-- Begin Supplied text --

Getting multiple mailers from the Center for Voter Information or Voter Participation Center?
You may be part of the “rising American electorate.”
That’s what the organizations’ founder Page Gardner calls young people, people of color and unmarried women. She targets them with voter registration and absentee ballot requests forms through the Washington D.C.-based Center for Voter Information. A connected organization Gardner also founded, the Voter Participation Center, gets after white progressives with similar mailings.
It’s working. Gardner, who founded both groups in 2003, said CVI and VPC have sent out tens of millions of mailings to potential North Carolina voters, and claimed responsibility for about half of all absentee ballot applications submitted across the state. The State Board of Elections did not respond to requests for comment on the claim.
The “rising American electorate” now comprises 64% of the eligible voting population, but they do not vote in the strength of their numbers, Gardner said. In 2018, they were 62% of the voting population, she said, but the demographic only accounted for 53% of people who voted.
“The idea for both organizations is to close the gap in terms of participation and opportunity to have a voice and a say in this democracy,” Gardner said.
Despite those seemingly patriotic intentions, election officials have not been particularly grateful.
Expansive and contentious
CVI and VPC’s mailing efforts have drawn criticism from election officials, who said that the groups’ mailers confuse voters, especially because their letters look like they could come from the government. The mailers have also gone, by mistake, to people who are already registered or too young to vote, according to NPR.
“The State and County Boards of Elections encourage third-party groups to consider the overwhelming toll that misleading or confusing mailings and other outreach efforts take on elections resources and the damage they cause to voters’ confidence in elections,” wrote Karen Brinson Bell, executive director of the State Board of Elections, in a press release posted Aug. 6.
Two months earlier, CVI sent 80,000 absentee ballot applications to voters with their names and addresses filled out. That also prompted a press release from the State Board of Elections. The state Legislature banned pre-filled forms in 2019, so those applications were invalid.
ProPublica reported that President Donald Trump has used CVI’s blunders to stoke fears of voter fraud, after the organization sent 500,000 vote-by-mail applications to Virginia voters with the wrong return address. (Tom Lopach, president and chief executive officer of CVI and VPC, wrote a six-page open letter addressed to ProPublica’s editor-in-chief, highlighting alleged “significant factual and contextual inaccuracies” in the story.)

-- End Supplied text --

--- Directive 1 ---
Retype the voter-mailer article from "That’s what the" down to "on the claim.".
--- Directive 2 ---
According to the voter-mailer article, how many absentee ballot applications did CVI send with voters' names and addresses already filled out?
--- Directive 3 ---
Decide whether each statement agrees with the voter-mailer article, and quote the words that settle it: (a) The Center for Voter Information is based in Washington D.C. (b) The State Board of Elections confirmed Gardner's claim about absentee ballot applications. (c) The state Legislature banned pre-filled forms in 2020.

-- Begin Dataset excerpt --

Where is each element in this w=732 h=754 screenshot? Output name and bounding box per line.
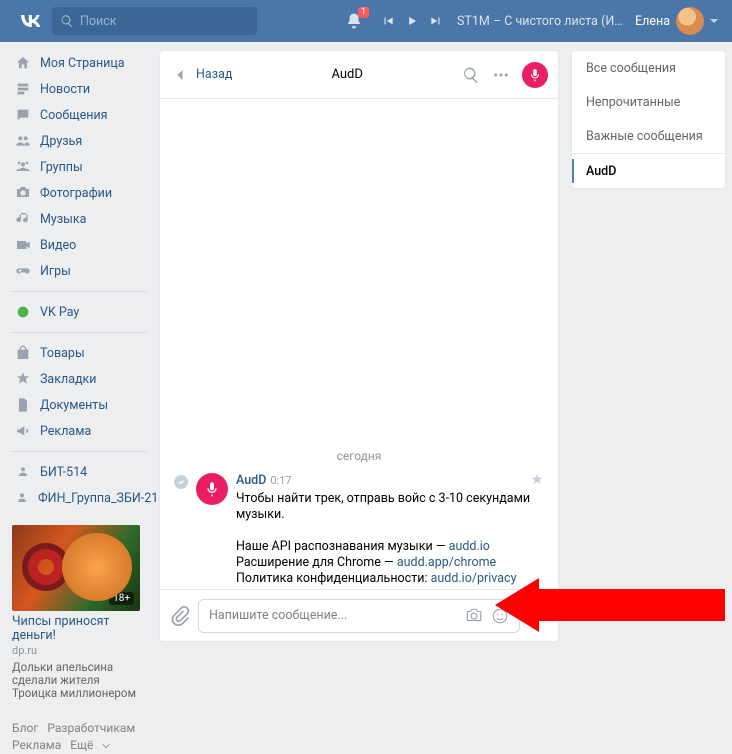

-- End Dataset excerpt --

--- Worked answer 1 ---
That’s what the organizations’ founder Page Gardner calls young people, people of color and unmarried women. She targets them with voter registration and absentee ballot requests forms through the Washington D.C.-based Center for Voter Information. A connected organization Gardner also founded, the Voter Participation Center, gets after white progressives with similar mailings.
It’s working. Gardner, who founded both groups in 2003, said CVI and VPC have sent out tens of millions of mailings to potential North Carolina voters, and claimed responsibility for about half of all absentee ballot applications submitted across the state. The State Board of Elections did not respond to requests for comment on the claim.

--- Worked answer 2 ---
80,000

--- Worked answer 3 ---
(a) Yes: "the Washington D.C.-based Center for Voter Information"
(b) No: "The State Board of Elections did not respond to requests for comment on the claim."
(c) No: "The state Legislature banned pre-filled forms in 2019"